— Begin MATERIALS PROVIDED —
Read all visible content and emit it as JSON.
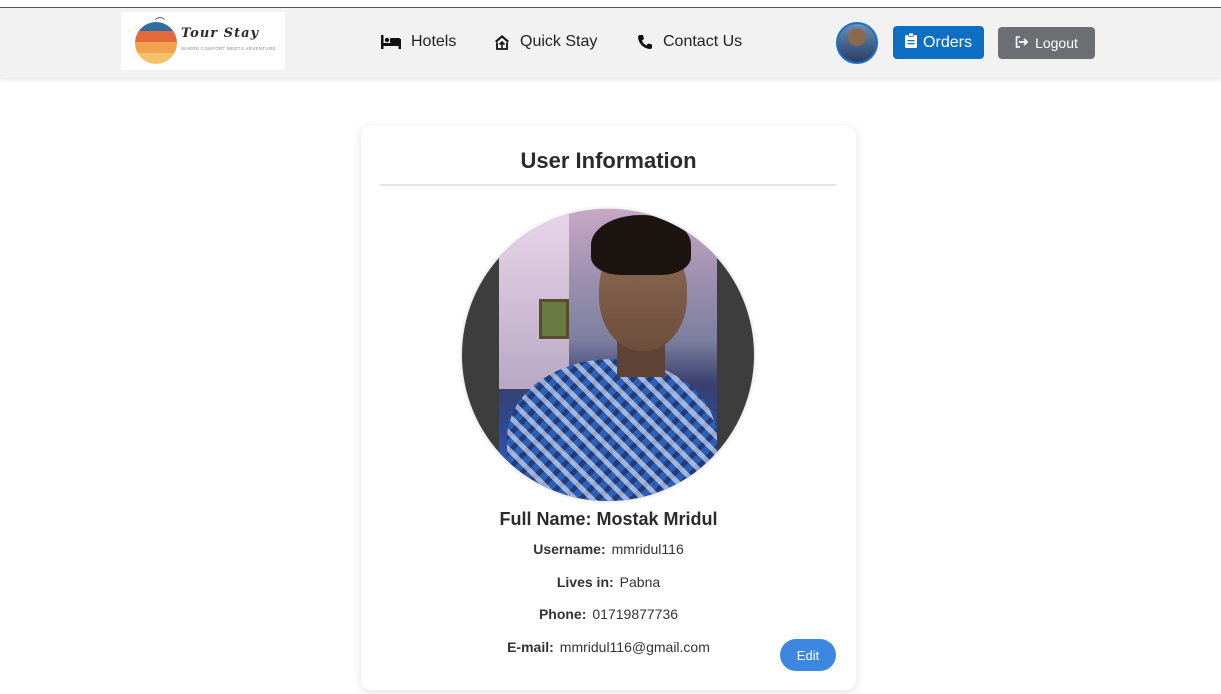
{
  "brand": {
    "name": "Tour Stay",
    "tagline": "WHERE COMFORT MEETS ADVENTURE"
  },
  "nav": {
    "links": [
      {
        "label": "Hotels",
        "icon": "bed-icon"
      },
      {
        "label": "Quick Stay",
        "icon": "house-up-icon"
      },
      {
        "label": "Contact Us",
        "icon": "phone-icon"
      }
    ],
    "orders_label": "Orders",
    "logout_label": "Logout"
  },
  "profile": {
    "title": "User Information",
    "full_name_label": "Full Name:",
    "full_name": "Mostak Mridul",
    "fields": [
      {
        "label": "Username:",
        "value": "mmridul116"
      },
      {
        "label": "Lives in:",
        "value": "Pabna"
      },
      {
        "label": "Phone:",
        "value": "01719877736"
      },
      {
        "label": "E-mail:",
        "value": "mmridul116@gmail.com"
      }
    ],
    "edit_label": "Edit"
  },
  "colors": {
    "primary": "#0d6fc4",
    "secondary": "#6b6e72",
    "edit": "#3d87e0",
    "navbar": "#f2f2f2"
  }
}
— End MATERIALS PROVIDED —
:: EXERCISE DIRECTIONS ::
Transcribe all of the records above character for character. Exclude the pictures.

:: COMPLETE RESPONSE ::
Read all visible content and emit it as JSON.
{
  "brand": {
    "name": "Tour Stay",
    "tagline": "WHERE COMFORT MEETS ADVENTURE"
  },
  "nav": {
    "links": [
      {
        "label": "Hotels",
        "icon": "bed-icon"
      },
      {
        "label": "Quick Stay",
        "icon": "house-up-icon"
      },
      {
        "label": "Contact Us",
        "icon": "phone-icon"
      }
    ],
    "orders_label": "Orders",
    "logout_label": "Logout"
  },
  "profile": {
    "title": "User Information",
    "full_name_label": "Full Name:",
    "full_name": "Mostak Mridul",
    "fields": [
      {
        "label": "Username:",
        "value": "mmridul116"
      },
      {
        "label": "Lives in:",
        "value": "Pabna"
      },
      {
        "label": "Phone:",
        "value": "01719877736"
      },
      {
        "label": "E-mail:",
        "value": "mmridul116@gmail.com"
      }
    ],
    "edit_label": "Edit"
  },
  "colors": {
    "primary": "#0d6fc4",
    "secondary": "#6b6e72",
    "edit": "#3d87e0",
    "navbar": "#f2f2f2"
  }
}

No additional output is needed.